Consignes >>
A: Répondez à ces questions d'après la lettre sur « Sciences en Marche » :
(i) Par quel moyen les participants relieront-ils les villes universitaires à Paris ?
(ii) Combien de sociétés savantes soutiennent actuellement l'action ?
(iii) De combien a chuté le taux de poursuite des études de master vers le doctorat entre 2007 et 2011 ?
B: Transcrivez le passage de la lettre sur « Sciences en Marche » situé entre « A l’attention des » et « 17 octobre 2014. », ces mots inclus.
C: Dans la lettre sur « Sciences en Marche », reformulez sous forme de liste le paragraphe qui commence par « "Sciences en Marche" porte trois demandes ».

Texte source >>

A l’attention des directrices et directeurs des Ecoles doctorales des établissements d’enseignement supérieur français.
Cher-e collègue,
Je vous contacte au nom du comité de coordination du collectif « Sciences en Marche », dont vous avez peut-être entendu parler, afin de solliciter le soutien de l’Ecole doctorale dont vous êtes responsable à l’action de défense de l’Enseignement Supérieur et la Recherche (ESR) que nous organisons du 27 septembre au 17 octobre 2014.
« Sciences en Marche » est une action de promotion et de défense de l’ESR dont la philosophie et le format font l’originalité et la force. Nous pensons en effet que nous n’atteindrons un poids politique suffisant pour obtenir une politique ambitieuse dans ce domaine qu’en gagnant l’adhésion du grand public, c’est-à-dire des électeurs, et en le convaincant que notre travail de recherche, de transmission et de diffusion des connaissances est porteur d’espoirs multiples pour la société. Pour cela, nous relierons à vélo un grand nombre de villes universitaires à Paris à l’occasion de la Fête de la Science, du 27 septembre au 18 octobre 2014, en accordant un soin particulier aux interactions avec le public tout au long de ces trois semaines d’action. Nous encouragerons également la participation active du public, qui pourra rouler avec nous, faire des dons, et que nous inciterons à assurer l’hébergement des relayeur/euses, via une action « adoptez un-e scientifique pour un jour ». Vous trouverez plus de détails sur notre site : sciencesenmarche.org. Nos soutiens incluent actuellement 15 sociétés savantes, de nombreuses structures de recherche, des sociétés scientifiques citoyennes, une association de malades, et une fondation caritative. Plus de 200 chercheurs, ingénieurs et universitaires distingués pour leurs travaux soutiennent également à titre individuel, dont Jules Hoffmann (Nobel Médecine 2011), Artur Avila (Médaille Fields 2014), et Margaret Buckingham (Médaille d’Or du CNRS 2013).
« Sciences en Marche » porte trois demandes que nous croyons consensuelles dans la communauté scientifique : 1) mettre en œuvre un plan pluriannuel ambitieux pour l’emploi statutaire à tous les niveaux (enseignants-chercheurs, chercheurs, IT, BIATSS) à la fois dans les universités et les organismes de recherche, 2) renforcer fortement les crédits de base des laboratoires et les budgets des universités, 3) faire que le doctorat soit en France, comme dans les autres pays, considéré comme une formation d’élite par les entreprises et la haute fonction publique.
C’est cette dernière demande qui nous conduit à solliciter votre soutien. Nous assistons en effet depuis quelques années à une baisse importante des vocations pour effectuer un doctorat. Ainsi le taux de poursuite des études de master vers le doctorat a chuté de près de 40% entre 2007 et 2011 (1). De plus, ce ne sont plus les meilleurs éléments qui choisissent de s’orienter vers un doctorat (2).

Données extraites >>

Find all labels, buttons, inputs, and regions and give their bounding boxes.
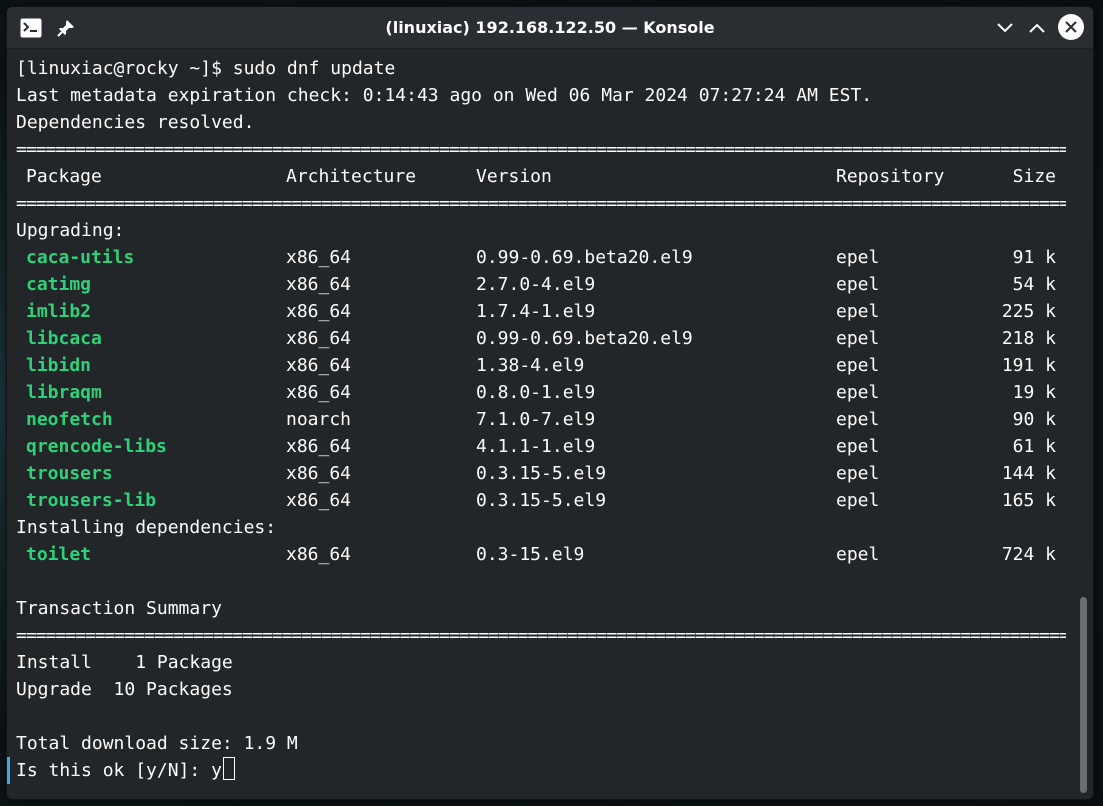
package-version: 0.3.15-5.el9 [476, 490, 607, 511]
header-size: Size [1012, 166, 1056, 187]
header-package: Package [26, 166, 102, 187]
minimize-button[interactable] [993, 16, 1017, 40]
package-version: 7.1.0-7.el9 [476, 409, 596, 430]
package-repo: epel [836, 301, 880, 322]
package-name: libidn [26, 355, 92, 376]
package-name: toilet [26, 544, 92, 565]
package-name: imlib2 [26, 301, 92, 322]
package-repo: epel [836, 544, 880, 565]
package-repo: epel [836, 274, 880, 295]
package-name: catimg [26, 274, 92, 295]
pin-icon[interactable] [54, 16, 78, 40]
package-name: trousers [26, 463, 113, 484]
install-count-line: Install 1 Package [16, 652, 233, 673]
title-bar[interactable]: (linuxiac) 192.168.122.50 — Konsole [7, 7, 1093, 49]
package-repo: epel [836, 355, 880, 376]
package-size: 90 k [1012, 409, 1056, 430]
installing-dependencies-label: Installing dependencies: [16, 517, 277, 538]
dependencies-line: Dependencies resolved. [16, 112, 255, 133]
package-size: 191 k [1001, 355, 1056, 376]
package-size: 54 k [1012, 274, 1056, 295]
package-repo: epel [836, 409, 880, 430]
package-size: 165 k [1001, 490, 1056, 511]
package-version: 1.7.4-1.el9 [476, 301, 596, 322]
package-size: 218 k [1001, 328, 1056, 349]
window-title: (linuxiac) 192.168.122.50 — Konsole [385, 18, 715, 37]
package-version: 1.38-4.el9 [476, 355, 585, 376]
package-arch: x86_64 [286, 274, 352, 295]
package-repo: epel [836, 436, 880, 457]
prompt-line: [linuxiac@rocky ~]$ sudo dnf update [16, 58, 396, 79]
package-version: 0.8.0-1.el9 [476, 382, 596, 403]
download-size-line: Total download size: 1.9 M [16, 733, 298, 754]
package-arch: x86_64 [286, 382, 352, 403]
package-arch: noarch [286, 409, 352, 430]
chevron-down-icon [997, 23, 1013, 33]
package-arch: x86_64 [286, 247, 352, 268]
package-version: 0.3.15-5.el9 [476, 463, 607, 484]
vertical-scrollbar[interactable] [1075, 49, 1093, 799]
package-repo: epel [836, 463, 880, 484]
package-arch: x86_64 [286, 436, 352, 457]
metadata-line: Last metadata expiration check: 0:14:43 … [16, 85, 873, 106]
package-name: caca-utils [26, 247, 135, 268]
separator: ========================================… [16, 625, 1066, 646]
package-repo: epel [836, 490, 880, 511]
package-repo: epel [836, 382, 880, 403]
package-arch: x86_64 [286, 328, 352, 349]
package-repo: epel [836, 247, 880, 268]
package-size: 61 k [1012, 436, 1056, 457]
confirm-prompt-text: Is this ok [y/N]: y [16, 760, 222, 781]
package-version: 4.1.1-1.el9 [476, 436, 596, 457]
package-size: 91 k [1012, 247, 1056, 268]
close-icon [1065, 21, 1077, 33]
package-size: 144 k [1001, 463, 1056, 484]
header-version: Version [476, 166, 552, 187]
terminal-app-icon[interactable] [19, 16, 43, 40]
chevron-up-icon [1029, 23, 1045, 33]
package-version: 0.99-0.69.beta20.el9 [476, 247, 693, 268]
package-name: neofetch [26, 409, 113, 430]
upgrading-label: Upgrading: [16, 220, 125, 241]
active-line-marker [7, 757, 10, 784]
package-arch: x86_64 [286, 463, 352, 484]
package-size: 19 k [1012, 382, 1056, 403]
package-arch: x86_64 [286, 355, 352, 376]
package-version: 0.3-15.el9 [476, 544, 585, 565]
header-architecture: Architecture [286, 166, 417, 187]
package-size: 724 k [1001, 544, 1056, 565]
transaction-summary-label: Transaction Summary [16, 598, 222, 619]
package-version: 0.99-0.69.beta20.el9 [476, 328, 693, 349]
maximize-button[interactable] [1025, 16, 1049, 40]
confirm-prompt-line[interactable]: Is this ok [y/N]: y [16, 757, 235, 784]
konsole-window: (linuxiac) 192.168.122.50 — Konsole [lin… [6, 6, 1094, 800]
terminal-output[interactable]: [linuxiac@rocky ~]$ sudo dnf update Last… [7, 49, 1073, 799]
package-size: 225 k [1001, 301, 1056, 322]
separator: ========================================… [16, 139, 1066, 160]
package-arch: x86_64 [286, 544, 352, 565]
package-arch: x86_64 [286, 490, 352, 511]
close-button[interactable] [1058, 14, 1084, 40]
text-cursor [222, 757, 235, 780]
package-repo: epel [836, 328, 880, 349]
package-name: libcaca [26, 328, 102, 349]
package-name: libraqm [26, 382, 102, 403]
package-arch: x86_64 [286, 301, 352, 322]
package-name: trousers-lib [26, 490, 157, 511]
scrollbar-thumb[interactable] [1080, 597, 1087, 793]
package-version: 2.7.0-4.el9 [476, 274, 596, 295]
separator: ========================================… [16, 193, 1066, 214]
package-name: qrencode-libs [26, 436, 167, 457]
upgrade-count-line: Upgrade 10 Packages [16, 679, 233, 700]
--
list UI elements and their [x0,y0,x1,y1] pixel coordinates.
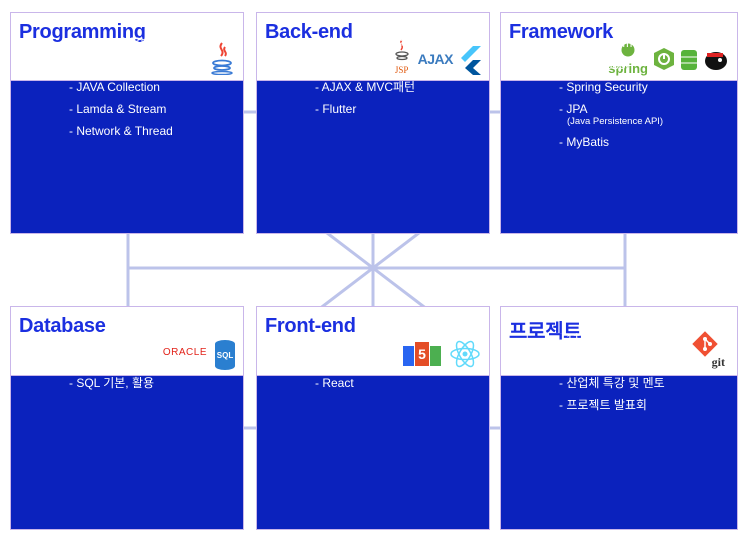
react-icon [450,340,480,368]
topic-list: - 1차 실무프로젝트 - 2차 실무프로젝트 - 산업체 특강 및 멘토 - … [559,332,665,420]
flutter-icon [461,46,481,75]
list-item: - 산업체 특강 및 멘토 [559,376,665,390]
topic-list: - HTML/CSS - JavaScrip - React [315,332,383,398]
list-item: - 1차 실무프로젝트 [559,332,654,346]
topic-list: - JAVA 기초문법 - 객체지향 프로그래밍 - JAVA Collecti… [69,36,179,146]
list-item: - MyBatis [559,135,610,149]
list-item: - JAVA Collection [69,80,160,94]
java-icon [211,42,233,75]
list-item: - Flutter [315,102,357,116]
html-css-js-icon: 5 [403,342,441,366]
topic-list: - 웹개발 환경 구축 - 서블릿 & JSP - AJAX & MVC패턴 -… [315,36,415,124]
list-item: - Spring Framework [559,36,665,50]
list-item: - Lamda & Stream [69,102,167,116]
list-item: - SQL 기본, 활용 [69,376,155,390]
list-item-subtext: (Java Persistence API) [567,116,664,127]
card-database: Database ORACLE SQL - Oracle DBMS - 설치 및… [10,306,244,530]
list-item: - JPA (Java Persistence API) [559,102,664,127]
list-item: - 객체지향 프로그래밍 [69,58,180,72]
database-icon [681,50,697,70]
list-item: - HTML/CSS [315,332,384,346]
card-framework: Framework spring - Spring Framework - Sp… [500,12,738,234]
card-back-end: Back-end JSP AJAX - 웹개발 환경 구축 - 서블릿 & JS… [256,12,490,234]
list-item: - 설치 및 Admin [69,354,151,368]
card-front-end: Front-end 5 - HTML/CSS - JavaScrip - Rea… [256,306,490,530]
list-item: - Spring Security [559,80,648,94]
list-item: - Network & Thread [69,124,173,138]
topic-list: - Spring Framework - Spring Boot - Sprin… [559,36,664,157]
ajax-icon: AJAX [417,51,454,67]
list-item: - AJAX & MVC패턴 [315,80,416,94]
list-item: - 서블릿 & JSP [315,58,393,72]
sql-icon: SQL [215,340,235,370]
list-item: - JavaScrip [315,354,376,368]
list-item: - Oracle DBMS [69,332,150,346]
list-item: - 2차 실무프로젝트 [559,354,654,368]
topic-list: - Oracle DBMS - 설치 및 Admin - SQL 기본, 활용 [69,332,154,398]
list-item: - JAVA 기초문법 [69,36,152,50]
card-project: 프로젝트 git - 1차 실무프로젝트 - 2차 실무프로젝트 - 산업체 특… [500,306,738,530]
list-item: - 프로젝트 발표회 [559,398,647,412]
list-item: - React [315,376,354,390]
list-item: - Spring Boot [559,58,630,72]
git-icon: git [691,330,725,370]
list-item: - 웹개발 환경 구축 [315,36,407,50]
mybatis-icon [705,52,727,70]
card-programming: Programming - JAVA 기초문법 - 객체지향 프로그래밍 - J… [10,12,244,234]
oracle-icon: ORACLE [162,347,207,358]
* * *
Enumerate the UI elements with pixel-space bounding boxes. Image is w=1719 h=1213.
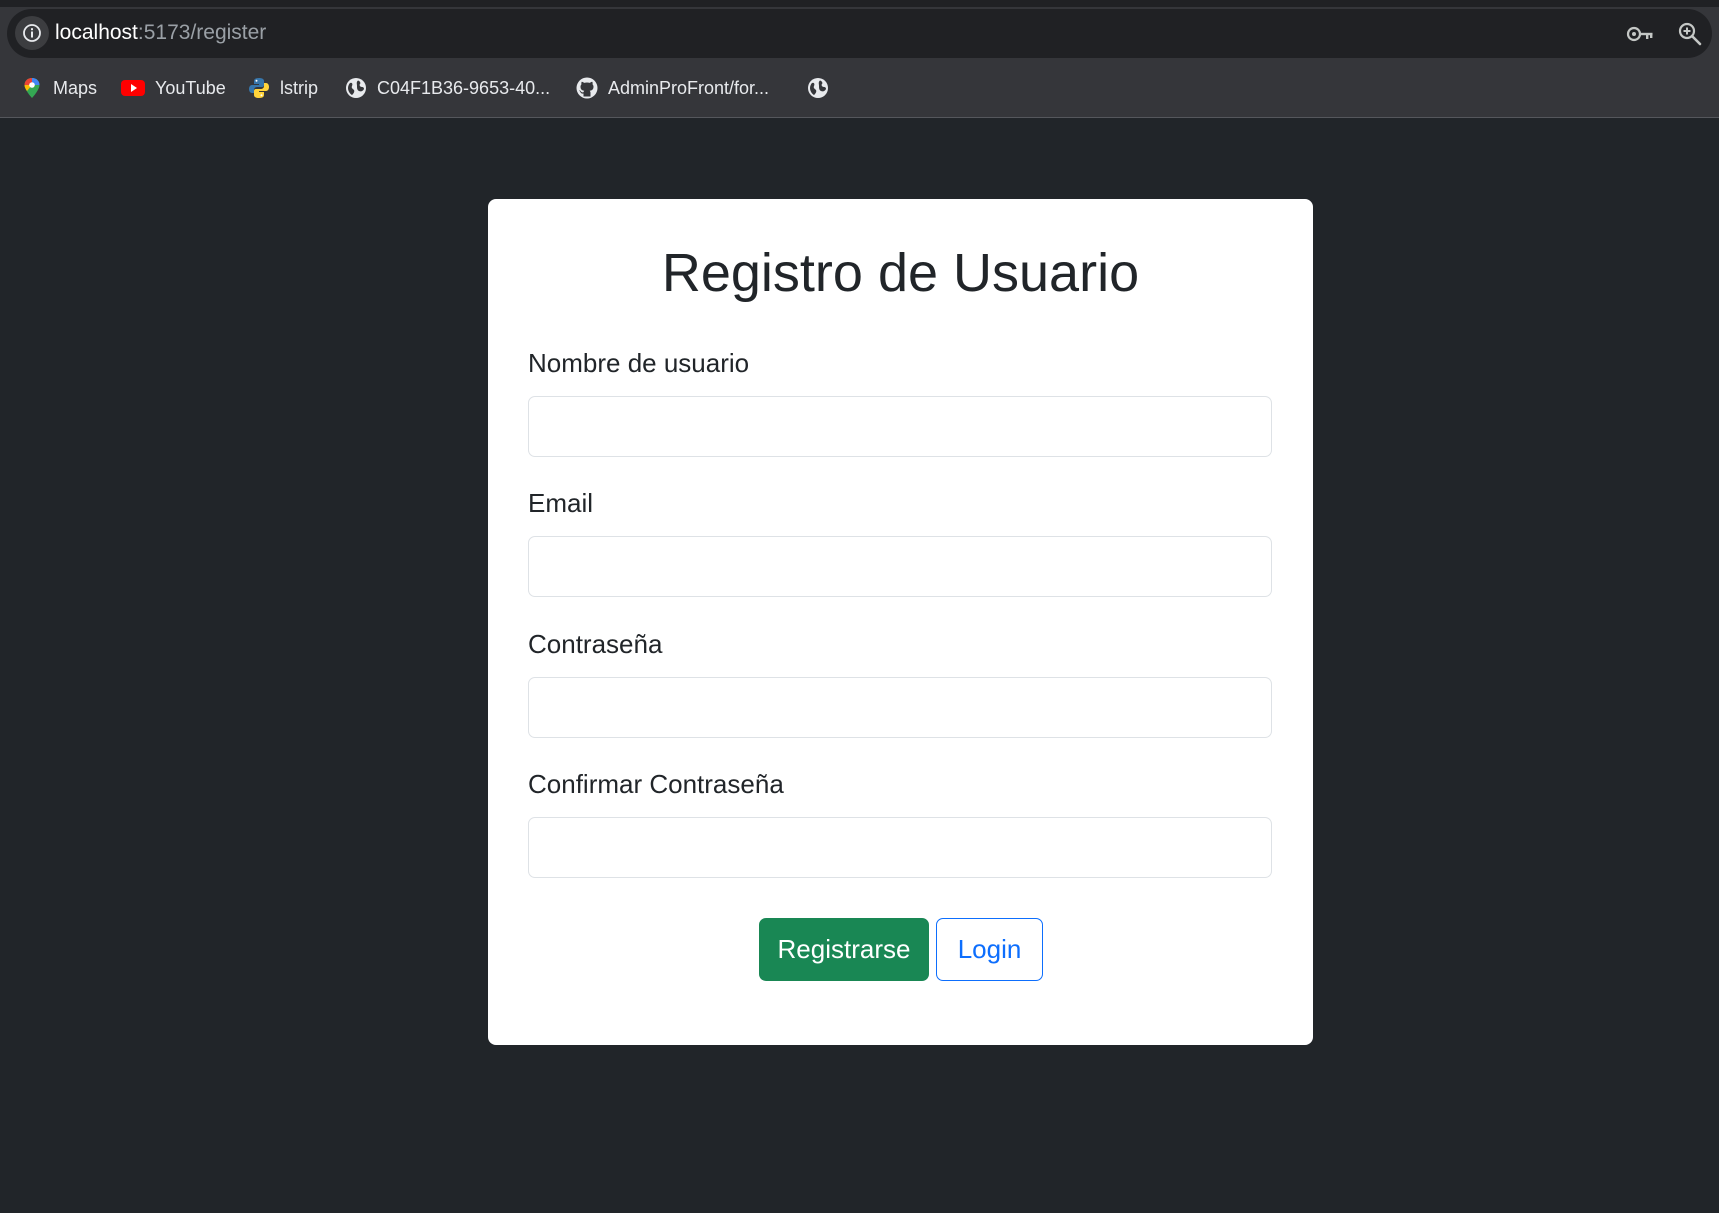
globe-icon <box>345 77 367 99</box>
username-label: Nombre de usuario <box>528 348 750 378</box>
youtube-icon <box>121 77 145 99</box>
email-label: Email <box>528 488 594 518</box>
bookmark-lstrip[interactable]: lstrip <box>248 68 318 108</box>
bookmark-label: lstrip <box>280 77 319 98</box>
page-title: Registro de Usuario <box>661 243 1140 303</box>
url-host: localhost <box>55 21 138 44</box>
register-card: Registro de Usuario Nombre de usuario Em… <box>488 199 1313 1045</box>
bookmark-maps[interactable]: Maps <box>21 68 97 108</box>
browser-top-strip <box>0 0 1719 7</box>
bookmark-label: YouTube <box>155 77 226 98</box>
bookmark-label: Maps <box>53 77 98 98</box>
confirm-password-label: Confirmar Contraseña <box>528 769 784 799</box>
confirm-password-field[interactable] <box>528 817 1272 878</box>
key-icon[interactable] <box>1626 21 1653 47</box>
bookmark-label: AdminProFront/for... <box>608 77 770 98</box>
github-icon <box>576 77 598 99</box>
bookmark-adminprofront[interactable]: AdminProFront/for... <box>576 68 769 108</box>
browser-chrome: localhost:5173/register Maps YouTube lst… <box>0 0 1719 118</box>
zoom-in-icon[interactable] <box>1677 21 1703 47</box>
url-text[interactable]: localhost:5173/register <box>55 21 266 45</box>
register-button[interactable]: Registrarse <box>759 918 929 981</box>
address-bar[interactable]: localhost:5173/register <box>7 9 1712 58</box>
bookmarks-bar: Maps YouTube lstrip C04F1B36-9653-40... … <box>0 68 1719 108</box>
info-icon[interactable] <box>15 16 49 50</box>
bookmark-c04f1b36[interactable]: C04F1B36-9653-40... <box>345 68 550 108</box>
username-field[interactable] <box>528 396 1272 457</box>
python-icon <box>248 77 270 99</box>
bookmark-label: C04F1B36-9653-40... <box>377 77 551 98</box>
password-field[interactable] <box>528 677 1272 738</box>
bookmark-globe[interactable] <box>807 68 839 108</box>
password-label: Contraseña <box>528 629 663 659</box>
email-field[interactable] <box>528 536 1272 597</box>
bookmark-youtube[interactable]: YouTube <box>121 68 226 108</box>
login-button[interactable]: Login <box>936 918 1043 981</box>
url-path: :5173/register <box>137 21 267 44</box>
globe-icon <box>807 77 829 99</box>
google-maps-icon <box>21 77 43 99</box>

Réponses >>
A:
(i) À vélo.
(ii) 15 sociétés savantes.
(iii) De près de 40%.

B:
A l’attention des directrices et directeurs des Ecoles doctorales des établissements d’enseignement supérieur français.
Cher-e collègue,
Je vous contacte au nom du comité de coordination du collectif « Sciences en Marche », dont vous avez peut-être entendu parler, afin de solliciter le soutien de l’Ecole doctorale dont vous êtes responsable à l’action de défense de l’Enseignement Supérieur et la Recherche (ESR) que nous organisons du 27 septembre au 17 octobre 2014.

C:
Trois demandes jugées consensuelles dans la communauté scientifique :
- un plan pluriannuel ambitieux pour l'emploi statutaire à tous les niveaux (enseignants-chercheurs, chercheurs, IT, BIATSS), dans les universités et les organismes de recherche ;
- un fort renforcement des crédits de base des laboratoires et des budgets des universités ;
- la reconnaissance du doctorat en France, comme dans les autres pays, comme une formation d'élite par les entreprises et la haute fonction publique.